=== Stored data ===

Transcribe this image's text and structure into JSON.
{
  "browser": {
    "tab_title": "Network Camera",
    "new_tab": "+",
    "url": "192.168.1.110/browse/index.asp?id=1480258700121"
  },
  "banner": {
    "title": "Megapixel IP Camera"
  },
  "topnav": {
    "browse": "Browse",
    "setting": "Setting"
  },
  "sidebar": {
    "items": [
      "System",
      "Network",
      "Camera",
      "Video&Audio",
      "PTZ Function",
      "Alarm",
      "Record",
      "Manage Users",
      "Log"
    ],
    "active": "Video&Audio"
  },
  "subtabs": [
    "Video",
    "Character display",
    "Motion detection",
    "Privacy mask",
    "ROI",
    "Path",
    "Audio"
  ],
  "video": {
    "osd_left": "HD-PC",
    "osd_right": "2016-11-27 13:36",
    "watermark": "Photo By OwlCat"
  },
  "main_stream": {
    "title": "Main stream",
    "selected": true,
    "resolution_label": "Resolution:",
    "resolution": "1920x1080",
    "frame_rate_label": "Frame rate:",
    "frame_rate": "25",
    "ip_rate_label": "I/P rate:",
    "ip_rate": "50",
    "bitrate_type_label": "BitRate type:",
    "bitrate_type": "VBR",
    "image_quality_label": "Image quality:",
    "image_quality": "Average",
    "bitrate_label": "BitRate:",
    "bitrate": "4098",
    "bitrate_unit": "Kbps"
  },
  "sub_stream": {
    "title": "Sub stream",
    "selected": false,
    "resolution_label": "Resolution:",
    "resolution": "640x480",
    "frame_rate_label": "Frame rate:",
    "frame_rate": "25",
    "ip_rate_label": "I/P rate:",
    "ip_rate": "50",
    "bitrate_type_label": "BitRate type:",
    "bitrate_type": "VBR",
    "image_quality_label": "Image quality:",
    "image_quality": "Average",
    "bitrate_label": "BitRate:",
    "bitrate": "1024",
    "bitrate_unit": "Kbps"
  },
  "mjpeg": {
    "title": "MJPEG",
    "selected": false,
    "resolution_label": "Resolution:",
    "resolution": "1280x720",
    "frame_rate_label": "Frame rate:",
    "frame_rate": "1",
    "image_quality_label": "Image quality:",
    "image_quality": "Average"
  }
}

=== Task brief ===
Filter the records for lines holding the string "Camera". Copy each one.

=== The completed task ===
    "tab_title": "Network Camera",
    "title": "Megapixel IP Camera"
      "Camera",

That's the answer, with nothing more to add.